### REQUEST
Copy out all lines with the word "this" in them.

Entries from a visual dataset

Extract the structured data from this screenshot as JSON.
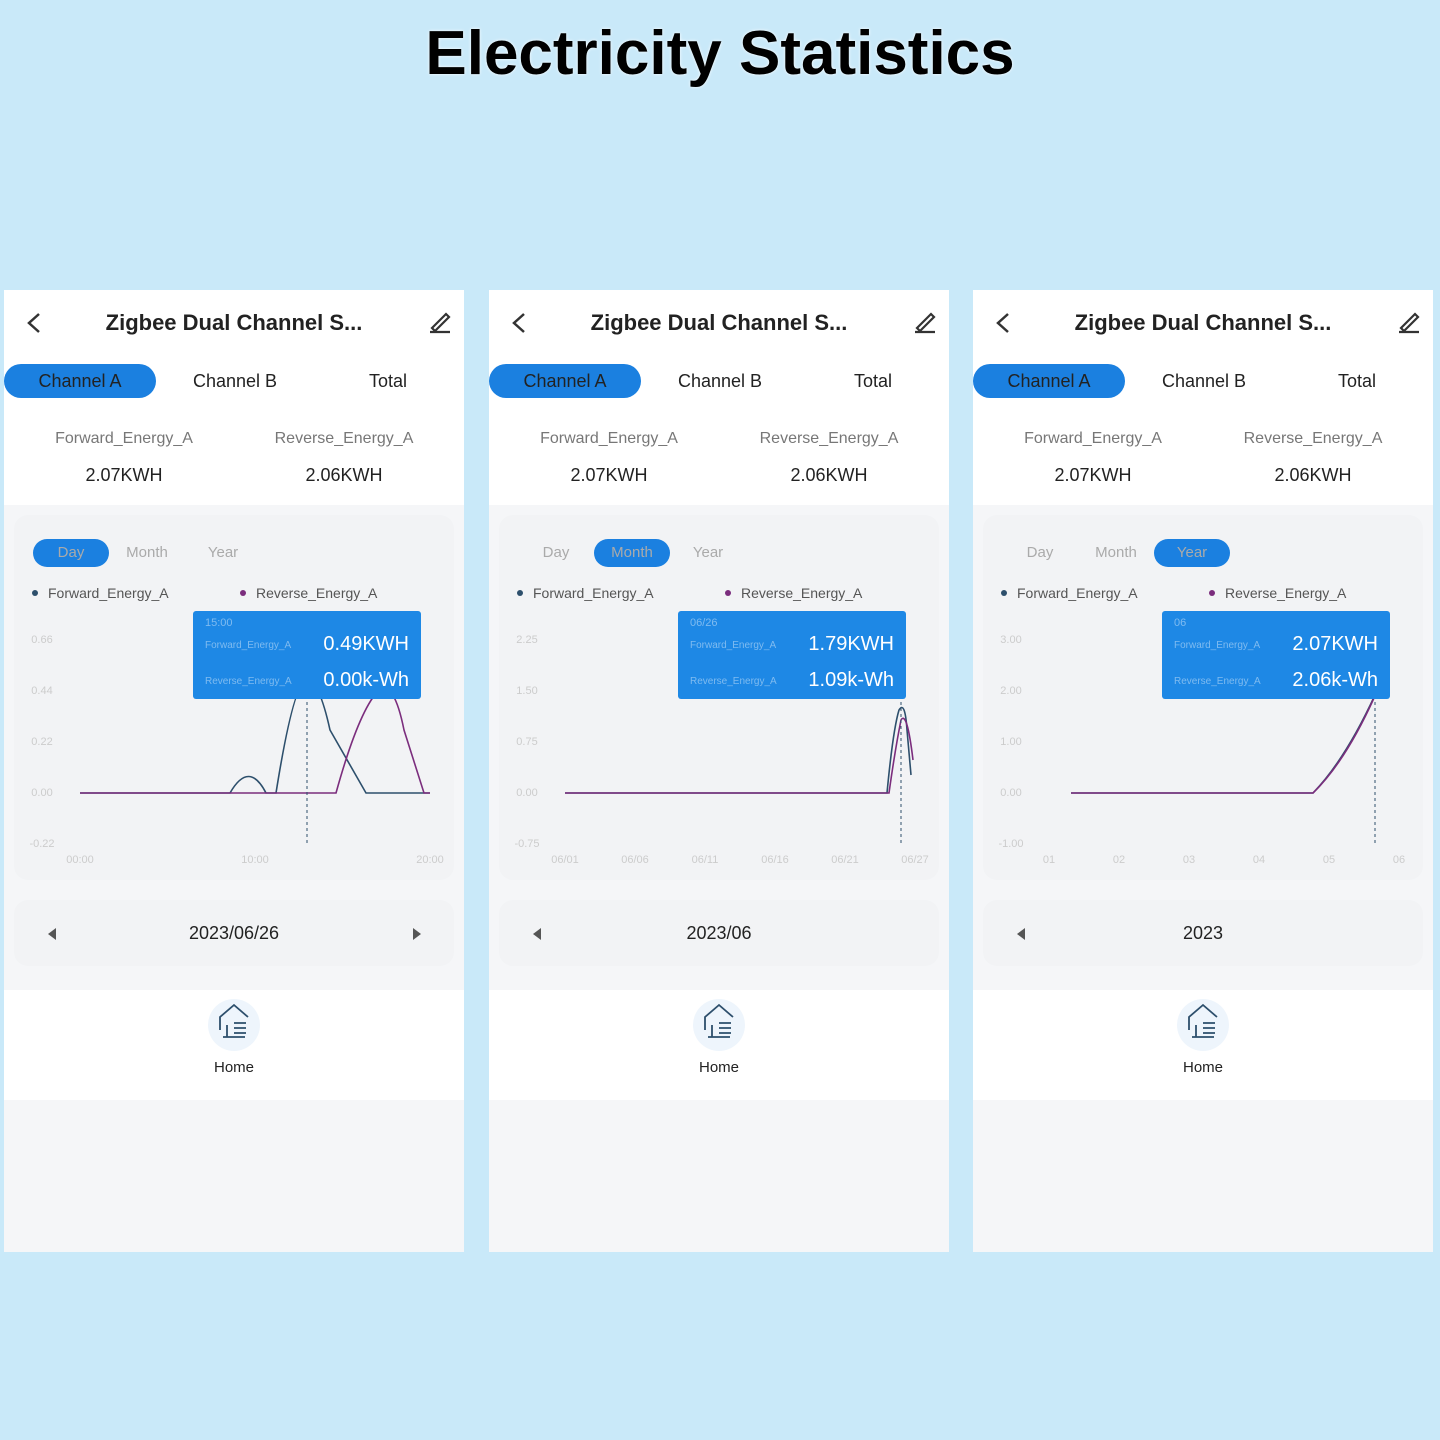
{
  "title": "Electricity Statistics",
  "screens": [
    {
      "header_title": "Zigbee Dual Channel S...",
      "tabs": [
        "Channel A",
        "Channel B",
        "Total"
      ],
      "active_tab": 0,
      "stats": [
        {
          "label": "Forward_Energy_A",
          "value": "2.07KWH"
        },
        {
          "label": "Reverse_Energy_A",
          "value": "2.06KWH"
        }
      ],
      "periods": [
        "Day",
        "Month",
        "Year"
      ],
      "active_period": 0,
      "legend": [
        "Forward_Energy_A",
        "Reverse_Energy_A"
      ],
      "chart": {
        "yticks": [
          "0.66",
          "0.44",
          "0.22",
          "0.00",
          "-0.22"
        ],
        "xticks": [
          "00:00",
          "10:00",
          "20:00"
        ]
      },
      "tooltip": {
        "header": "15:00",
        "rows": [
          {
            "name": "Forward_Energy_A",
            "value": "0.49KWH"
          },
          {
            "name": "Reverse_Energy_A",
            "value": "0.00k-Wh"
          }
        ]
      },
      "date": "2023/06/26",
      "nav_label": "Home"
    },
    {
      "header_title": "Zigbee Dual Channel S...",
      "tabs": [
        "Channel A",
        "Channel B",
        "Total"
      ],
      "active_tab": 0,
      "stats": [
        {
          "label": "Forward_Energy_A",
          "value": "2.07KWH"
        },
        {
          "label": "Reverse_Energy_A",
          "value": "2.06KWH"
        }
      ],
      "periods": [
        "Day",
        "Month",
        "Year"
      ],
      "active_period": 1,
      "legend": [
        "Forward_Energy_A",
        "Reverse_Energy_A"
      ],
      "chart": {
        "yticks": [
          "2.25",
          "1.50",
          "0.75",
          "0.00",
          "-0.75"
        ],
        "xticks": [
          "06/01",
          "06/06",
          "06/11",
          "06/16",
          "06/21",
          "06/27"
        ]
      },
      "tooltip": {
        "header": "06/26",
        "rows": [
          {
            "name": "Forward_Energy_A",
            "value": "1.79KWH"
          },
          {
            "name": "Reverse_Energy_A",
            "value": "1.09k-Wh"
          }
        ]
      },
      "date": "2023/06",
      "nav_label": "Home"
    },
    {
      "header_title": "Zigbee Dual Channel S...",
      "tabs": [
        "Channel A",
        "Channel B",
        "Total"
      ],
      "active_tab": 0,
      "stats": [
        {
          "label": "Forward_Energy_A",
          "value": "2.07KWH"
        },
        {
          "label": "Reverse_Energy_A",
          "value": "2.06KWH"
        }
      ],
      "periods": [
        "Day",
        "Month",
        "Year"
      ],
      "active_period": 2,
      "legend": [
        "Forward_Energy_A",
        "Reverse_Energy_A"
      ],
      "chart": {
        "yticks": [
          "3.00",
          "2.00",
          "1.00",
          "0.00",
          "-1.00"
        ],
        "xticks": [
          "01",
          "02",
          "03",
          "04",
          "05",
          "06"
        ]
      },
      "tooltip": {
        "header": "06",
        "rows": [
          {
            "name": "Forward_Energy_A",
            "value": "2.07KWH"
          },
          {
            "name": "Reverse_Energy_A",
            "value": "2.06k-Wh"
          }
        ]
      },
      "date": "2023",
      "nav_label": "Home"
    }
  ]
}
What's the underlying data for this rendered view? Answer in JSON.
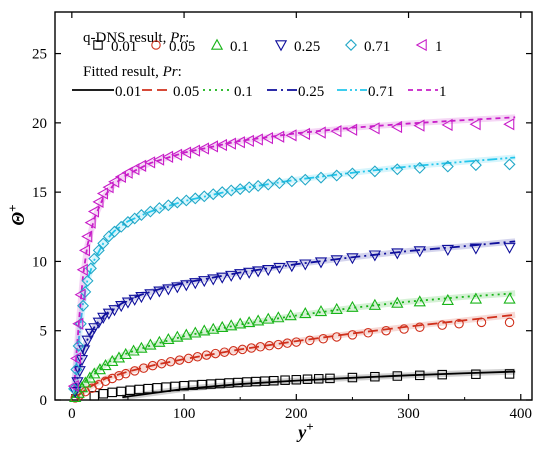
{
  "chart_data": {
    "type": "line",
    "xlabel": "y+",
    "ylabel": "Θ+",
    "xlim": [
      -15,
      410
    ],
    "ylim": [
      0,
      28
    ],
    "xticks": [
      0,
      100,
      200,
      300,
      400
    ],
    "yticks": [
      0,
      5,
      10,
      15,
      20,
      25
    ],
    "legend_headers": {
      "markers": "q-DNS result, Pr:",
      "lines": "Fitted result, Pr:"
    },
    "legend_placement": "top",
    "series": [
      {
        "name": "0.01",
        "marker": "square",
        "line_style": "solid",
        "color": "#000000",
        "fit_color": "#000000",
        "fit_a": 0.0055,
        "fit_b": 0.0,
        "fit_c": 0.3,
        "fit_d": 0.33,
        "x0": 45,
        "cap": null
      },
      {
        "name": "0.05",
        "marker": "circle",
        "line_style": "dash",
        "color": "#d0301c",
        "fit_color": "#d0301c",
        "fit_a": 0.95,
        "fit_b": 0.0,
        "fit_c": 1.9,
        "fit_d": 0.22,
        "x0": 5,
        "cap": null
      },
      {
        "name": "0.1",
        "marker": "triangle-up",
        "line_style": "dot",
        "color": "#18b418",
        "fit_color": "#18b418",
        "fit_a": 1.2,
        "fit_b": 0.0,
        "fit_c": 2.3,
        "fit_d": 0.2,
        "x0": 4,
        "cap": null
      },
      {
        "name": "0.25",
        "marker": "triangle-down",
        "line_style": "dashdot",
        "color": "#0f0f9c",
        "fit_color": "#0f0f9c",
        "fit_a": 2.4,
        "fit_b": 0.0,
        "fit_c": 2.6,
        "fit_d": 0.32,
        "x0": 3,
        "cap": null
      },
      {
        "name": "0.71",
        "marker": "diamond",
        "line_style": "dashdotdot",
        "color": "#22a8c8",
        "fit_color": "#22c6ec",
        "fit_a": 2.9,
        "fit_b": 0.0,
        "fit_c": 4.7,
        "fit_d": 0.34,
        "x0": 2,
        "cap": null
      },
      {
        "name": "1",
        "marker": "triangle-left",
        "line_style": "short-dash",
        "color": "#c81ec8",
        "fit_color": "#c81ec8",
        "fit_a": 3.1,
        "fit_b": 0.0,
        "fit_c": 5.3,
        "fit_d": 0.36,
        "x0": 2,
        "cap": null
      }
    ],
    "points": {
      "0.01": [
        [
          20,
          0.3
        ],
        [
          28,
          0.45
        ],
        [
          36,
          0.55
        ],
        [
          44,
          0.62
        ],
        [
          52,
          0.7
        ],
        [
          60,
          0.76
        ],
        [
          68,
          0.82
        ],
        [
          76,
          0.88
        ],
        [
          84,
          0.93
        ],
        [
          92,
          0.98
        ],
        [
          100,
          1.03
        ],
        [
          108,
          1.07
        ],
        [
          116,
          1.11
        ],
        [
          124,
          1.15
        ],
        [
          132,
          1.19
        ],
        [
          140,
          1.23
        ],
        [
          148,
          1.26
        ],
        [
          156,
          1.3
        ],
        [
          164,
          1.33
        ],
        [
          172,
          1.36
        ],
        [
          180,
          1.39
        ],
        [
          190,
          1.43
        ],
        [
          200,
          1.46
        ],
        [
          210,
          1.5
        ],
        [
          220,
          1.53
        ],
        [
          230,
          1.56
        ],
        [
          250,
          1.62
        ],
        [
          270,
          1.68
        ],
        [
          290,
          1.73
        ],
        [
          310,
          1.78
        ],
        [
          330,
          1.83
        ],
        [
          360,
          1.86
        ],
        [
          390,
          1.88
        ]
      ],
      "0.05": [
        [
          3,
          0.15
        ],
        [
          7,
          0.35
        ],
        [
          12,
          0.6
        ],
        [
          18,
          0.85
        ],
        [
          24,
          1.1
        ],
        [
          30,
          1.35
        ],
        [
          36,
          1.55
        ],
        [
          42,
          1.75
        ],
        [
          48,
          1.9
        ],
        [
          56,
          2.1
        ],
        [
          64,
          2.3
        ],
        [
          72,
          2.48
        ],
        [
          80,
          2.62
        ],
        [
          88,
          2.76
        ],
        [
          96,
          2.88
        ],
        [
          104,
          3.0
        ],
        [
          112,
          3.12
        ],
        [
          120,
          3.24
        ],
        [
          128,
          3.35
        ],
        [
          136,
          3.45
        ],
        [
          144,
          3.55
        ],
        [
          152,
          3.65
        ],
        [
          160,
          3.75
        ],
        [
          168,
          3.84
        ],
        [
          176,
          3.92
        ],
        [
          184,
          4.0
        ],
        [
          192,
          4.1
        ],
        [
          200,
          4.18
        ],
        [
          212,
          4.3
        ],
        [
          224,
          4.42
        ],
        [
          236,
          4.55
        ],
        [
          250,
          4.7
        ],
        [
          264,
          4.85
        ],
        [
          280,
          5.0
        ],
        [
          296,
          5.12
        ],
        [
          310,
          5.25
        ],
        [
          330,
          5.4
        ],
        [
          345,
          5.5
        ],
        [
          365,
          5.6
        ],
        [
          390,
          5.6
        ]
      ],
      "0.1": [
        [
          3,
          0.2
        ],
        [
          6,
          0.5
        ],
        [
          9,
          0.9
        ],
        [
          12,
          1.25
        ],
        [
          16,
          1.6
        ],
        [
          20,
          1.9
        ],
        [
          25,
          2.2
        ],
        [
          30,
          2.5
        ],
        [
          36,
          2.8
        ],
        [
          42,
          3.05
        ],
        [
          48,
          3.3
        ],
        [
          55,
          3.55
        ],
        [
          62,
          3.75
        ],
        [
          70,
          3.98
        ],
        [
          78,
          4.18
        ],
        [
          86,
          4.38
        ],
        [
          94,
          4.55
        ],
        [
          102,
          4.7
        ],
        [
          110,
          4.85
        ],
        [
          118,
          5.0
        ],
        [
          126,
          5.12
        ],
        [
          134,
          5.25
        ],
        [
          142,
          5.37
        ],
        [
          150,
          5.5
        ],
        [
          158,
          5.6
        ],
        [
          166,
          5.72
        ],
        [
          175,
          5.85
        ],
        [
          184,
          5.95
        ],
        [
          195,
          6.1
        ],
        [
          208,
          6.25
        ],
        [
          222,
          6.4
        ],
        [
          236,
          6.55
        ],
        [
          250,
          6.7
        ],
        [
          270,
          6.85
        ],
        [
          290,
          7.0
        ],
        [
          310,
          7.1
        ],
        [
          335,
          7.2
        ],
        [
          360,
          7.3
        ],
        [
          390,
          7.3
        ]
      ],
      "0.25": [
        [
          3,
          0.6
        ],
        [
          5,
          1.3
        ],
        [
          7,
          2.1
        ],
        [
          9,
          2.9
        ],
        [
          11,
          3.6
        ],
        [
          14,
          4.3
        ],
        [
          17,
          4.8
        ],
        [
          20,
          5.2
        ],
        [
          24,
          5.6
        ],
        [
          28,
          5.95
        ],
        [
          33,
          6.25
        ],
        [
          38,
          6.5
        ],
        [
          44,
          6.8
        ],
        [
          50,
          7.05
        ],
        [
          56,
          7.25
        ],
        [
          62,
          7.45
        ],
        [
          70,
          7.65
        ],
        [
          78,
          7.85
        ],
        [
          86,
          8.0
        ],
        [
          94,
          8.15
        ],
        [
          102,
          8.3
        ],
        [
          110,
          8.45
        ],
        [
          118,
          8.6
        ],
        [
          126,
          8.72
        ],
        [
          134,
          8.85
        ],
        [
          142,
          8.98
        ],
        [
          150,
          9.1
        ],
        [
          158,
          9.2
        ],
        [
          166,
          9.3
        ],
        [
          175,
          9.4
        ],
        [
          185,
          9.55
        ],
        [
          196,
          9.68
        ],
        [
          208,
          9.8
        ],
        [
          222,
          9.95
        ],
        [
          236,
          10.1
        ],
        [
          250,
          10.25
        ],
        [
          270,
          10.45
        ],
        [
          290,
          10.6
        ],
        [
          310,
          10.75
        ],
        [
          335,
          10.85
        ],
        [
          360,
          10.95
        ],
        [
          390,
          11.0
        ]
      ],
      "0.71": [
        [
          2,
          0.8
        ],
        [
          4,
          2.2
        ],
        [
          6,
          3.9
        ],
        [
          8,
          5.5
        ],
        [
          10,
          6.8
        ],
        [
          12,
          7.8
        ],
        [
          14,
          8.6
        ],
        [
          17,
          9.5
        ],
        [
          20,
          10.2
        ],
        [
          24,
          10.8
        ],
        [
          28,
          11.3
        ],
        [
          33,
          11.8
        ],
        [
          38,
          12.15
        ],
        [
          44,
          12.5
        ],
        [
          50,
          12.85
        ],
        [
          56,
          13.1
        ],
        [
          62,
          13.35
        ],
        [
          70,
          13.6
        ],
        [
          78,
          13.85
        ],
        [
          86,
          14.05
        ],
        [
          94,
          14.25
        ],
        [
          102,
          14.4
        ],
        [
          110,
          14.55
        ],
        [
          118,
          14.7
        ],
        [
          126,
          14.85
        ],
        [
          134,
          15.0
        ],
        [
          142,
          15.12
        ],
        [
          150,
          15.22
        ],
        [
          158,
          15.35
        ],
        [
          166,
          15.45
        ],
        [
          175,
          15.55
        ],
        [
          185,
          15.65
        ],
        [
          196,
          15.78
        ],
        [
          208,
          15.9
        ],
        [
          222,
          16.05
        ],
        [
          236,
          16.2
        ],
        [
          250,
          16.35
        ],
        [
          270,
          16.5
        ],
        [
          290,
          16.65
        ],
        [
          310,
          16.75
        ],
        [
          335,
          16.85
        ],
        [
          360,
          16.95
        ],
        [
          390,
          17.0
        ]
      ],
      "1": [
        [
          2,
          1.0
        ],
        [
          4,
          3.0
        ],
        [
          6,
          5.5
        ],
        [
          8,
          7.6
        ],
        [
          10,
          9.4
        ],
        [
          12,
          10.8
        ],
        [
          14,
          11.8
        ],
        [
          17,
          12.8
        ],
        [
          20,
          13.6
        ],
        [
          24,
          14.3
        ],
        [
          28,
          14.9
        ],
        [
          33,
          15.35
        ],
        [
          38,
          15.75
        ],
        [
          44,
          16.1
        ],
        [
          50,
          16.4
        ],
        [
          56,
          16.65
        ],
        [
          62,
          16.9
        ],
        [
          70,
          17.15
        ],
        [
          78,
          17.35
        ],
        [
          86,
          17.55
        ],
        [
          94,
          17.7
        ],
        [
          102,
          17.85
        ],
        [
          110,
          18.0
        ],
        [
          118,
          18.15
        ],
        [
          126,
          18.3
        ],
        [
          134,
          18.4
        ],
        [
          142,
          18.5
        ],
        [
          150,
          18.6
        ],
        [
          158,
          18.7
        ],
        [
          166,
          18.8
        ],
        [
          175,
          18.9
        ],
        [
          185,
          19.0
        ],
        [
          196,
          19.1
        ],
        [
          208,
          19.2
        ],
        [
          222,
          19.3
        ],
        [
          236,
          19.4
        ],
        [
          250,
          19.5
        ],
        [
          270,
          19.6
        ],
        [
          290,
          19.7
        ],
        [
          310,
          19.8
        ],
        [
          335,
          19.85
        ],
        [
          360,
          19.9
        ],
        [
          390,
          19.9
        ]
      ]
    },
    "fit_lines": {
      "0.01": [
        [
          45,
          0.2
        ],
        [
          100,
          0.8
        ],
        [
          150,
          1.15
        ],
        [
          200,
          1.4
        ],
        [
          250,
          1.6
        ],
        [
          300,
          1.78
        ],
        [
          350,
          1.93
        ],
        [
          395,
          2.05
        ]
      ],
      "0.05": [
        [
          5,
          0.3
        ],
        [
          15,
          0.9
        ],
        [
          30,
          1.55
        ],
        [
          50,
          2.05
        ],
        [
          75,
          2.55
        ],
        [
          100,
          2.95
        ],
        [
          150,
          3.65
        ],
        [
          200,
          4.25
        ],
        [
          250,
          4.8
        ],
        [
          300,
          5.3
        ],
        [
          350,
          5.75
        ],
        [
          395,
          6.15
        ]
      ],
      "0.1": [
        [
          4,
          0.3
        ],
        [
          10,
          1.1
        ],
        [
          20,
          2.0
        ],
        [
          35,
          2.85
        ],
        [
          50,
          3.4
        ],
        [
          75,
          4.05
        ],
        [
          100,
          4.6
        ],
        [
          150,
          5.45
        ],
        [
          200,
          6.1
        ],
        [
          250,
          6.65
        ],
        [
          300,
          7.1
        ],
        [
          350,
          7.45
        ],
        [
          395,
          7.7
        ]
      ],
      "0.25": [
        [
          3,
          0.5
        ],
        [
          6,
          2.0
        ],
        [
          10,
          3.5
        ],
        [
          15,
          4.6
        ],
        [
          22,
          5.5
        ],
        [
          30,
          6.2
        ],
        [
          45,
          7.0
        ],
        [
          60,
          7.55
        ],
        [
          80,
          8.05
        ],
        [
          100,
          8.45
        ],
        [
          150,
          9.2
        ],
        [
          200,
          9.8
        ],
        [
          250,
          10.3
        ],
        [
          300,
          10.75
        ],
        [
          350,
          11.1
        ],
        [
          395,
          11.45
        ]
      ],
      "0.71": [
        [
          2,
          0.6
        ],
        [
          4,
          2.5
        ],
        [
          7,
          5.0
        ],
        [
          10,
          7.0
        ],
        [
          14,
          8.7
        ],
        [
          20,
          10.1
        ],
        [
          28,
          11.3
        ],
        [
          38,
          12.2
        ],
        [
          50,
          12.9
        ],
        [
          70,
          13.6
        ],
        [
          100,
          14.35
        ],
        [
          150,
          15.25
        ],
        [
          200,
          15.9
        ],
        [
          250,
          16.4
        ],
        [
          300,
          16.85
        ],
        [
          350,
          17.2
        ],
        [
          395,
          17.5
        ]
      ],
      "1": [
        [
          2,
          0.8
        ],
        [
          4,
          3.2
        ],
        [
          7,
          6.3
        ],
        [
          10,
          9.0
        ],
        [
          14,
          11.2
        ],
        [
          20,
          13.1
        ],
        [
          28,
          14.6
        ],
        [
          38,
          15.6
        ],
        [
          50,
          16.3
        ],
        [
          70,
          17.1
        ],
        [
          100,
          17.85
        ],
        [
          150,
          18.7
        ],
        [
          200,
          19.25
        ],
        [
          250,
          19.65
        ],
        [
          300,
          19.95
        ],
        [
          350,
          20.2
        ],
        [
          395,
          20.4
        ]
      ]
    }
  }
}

### COMPLETE RESPONSE
Extract the structured data from this screenshot as JSON.
What's the underlying data for this rendered view? Answer in JSON.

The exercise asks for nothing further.